What is required: Take every line that has the string "title" and copy it out.

Stored data:
■ ■ ■

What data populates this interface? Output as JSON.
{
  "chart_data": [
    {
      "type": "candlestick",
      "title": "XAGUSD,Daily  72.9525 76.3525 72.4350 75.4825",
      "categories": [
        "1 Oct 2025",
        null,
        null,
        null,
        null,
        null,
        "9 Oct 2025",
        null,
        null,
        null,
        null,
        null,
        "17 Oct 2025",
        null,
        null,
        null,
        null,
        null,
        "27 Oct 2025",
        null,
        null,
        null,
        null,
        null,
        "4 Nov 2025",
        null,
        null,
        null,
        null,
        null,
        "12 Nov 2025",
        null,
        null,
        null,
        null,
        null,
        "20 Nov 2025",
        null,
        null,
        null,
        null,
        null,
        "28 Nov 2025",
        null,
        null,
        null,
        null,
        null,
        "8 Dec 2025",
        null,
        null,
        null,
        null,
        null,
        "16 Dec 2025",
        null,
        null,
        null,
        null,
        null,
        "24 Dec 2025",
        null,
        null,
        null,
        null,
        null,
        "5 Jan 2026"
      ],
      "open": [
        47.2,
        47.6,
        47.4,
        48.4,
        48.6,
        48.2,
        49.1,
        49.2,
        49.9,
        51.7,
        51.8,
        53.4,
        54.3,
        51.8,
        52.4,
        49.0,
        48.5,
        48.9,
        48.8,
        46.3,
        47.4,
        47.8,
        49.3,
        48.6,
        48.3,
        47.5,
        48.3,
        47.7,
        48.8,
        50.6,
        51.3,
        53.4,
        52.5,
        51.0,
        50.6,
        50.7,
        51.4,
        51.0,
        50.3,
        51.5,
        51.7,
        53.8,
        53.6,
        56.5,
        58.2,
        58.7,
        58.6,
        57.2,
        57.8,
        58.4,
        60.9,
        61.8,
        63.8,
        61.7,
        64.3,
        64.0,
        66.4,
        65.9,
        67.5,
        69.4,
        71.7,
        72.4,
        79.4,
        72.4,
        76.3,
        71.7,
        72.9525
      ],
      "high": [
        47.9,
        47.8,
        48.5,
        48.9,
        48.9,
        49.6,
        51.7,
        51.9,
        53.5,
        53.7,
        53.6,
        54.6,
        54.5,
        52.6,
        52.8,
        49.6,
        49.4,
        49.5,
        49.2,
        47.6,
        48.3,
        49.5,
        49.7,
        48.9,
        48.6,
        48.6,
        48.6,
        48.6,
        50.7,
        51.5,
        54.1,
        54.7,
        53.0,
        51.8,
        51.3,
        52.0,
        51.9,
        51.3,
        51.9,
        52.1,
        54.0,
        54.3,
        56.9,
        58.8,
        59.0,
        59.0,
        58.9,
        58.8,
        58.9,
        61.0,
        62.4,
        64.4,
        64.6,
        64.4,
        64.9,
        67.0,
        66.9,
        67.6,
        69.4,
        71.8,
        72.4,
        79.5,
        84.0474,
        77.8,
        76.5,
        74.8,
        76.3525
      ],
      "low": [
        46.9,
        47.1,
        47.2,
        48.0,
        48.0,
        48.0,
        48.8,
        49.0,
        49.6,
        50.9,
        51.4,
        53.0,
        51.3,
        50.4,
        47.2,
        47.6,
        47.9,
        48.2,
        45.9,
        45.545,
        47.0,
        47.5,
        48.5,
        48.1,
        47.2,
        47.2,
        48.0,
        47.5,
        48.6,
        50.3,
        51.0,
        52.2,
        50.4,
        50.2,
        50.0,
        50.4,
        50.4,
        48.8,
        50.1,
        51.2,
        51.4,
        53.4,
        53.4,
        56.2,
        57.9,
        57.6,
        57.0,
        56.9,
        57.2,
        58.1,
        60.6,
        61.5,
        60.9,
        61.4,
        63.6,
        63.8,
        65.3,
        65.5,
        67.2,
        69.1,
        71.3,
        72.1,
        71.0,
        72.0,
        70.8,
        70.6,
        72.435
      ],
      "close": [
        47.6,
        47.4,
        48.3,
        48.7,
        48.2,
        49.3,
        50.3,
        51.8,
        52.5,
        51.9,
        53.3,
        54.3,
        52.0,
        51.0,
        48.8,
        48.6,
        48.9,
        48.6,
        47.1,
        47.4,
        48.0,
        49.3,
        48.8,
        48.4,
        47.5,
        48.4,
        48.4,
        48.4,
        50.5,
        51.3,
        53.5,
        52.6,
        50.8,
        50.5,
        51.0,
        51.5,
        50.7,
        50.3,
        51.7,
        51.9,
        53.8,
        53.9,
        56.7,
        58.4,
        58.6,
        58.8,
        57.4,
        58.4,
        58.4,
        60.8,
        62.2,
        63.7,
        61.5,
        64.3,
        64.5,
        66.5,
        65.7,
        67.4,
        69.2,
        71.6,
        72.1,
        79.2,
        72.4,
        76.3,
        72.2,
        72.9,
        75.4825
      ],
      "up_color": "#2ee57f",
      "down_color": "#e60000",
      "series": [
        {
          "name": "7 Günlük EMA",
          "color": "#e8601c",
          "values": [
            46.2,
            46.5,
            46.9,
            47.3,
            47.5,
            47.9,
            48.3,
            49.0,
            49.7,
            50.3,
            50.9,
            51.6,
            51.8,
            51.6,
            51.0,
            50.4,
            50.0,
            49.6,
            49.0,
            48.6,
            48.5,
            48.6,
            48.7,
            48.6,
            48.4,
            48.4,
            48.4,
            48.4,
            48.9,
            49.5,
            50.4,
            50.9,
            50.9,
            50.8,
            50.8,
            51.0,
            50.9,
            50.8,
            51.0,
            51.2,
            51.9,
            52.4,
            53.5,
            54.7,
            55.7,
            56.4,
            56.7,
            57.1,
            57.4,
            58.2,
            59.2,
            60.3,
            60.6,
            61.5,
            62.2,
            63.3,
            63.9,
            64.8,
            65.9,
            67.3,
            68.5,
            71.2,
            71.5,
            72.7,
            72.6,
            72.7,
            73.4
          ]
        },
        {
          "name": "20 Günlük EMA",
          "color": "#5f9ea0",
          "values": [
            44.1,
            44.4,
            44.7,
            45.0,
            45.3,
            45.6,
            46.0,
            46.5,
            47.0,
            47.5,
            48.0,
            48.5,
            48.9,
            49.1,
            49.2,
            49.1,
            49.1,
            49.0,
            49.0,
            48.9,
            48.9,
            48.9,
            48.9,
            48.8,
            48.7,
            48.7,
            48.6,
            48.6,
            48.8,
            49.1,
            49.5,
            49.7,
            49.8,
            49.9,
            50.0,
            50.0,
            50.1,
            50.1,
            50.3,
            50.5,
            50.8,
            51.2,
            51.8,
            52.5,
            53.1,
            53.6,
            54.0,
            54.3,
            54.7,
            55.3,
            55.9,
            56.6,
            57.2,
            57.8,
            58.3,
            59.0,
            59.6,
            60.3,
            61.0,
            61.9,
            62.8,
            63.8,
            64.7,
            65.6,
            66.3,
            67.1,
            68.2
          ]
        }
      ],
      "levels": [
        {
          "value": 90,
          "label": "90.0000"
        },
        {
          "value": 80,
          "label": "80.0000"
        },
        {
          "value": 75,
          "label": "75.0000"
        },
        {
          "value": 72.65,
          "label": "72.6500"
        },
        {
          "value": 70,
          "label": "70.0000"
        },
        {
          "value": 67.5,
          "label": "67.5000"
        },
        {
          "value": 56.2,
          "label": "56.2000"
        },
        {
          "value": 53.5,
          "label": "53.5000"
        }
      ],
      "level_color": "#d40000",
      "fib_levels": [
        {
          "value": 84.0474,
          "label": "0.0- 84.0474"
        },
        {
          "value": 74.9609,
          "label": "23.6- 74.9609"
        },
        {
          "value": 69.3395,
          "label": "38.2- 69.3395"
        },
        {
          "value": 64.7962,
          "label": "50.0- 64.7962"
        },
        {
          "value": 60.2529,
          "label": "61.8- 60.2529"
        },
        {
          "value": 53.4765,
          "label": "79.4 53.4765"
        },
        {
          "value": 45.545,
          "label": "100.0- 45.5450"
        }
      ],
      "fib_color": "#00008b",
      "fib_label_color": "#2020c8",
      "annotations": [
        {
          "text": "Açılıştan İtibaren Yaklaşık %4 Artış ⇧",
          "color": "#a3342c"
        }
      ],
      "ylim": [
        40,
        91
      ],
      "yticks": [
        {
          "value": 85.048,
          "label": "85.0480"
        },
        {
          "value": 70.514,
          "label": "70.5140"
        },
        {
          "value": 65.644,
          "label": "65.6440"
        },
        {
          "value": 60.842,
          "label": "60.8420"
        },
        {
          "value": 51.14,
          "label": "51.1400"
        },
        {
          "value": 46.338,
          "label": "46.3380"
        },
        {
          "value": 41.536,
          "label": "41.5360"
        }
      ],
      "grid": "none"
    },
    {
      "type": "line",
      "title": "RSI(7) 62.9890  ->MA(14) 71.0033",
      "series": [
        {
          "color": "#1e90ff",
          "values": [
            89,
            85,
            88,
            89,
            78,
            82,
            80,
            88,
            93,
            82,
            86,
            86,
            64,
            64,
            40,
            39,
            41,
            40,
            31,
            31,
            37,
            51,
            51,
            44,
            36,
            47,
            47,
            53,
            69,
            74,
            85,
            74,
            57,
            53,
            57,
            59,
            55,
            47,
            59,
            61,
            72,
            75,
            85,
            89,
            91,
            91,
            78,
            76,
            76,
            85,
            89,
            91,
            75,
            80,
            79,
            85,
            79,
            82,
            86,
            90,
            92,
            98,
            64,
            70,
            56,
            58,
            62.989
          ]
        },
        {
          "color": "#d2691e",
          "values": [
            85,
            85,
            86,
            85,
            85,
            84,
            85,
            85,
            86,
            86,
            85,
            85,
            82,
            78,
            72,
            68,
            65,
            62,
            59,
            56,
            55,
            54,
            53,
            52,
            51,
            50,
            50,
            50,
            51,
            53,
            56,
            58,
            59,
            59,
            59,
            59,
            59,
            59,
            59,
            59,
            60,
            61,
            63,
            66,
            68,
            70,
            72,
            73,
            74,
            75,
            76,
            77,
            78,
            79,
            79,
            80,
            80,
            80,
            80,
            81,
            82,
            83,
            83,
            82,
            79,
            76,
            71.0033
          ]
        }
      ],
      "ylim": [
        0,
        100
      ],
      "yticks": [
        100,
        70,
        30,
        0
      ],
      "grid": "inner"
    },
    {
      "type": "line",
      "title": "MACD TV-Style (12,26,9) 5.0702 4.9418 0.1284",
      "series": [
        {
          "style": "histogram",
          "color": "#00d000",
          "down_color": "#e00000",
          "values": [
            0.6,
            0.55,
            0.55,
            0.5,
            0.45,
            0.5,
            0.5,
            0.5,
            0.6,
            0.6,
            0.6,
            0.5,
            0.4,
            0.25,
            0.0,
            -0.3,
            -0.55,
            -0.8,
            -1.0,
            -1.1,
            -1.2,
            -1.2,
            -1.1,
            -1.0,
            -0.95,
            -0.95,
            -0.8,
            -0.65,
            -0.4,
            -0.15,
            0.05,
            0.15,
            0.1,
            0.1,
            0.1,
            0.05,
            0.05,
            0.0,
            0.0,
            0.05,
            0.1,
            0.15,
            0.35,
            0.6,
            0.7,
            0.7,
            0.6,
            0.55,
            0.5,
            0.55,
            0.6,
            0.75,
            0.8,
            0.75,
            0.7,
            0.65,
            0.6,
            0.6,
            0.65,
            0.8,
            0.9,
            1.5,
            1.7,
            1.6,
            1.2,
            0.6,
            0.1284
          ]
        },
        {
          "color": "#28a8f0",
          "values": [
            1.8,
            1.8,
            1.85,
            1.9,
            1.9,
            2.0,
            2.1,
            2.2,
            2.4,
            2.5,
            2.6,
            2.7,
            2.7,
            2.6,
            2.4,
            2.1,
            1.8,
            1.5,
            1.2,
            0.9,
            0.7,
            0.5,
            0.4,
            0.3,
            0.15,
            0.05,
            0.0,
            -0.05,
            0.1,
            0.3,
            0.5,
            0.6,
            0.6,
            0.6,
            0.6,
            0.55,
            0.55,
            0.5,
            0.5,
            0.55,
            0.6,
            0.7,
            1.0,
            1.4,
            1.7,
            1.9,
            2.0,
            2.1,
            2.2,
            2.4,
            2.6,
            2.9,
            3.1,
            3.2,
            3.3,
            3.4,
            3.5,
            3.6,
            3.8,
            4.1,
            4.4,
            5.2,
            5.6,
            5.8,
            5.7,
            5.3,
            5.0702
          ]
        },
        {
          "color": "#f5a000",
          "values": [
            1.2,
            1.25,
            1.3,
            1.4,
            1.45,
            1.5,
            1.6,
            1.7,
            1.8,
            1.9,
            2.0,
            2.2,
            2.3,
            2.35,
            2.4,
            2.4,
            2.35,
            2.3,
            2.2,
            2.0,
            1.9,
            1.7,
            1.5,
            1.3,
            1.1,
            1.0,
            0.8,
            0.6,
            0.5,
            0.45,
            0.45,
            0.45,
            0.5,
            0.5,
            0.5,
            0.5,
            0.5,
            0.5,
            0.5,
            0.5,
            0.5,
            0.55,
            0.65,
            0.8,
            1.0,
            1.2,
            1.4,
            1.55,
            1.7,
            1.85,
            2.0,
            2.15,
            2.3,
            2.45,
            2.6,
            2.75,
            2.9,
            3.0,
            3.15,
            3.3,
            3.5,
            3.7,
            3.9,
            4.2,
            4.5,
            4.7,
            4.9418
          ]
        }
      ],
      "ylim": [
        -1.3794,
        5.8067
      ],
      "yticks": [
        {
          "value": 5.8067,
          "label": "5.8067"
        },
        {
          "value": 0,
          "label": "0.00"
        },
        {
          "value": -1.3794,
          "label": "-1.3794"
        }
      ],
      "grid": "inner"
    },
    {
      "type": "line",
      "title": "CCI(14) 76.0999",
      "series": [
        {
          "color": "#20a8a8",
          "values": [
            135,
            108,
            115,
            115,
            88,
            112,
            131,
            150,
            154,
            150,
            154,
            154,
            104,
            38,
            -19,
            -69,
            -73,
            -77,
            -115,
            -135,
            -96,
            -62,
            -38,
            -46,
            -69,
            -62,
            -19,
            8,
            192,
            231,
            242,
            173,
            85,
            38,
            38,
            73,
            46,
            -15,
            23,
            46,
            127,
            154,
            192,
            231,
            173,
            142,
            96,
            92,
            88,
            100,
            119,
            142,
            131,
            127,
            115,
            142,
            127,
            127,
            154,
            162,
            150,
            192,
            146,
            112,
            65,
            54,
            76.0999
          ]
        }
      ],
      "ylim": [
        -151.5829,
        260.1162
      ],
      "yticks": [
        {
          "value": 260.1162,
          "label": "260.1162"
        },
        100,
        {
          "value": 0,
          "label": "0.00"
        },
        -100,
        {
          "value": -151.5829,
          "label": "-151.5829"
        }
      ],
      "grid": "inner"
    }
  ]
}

■ ■ ■

Output below:
      "title": "XAGUSD,Daily  72.9525 76.3525 72.4350 75.4825",
      "title": "RSI(7) 62.9890  ->MA(14) 71.0033",
      "title": "MACD TV-Style (12,26,9) 5.0702 4.9418 0.1284",
      "title": "CCI(14) 76.0999",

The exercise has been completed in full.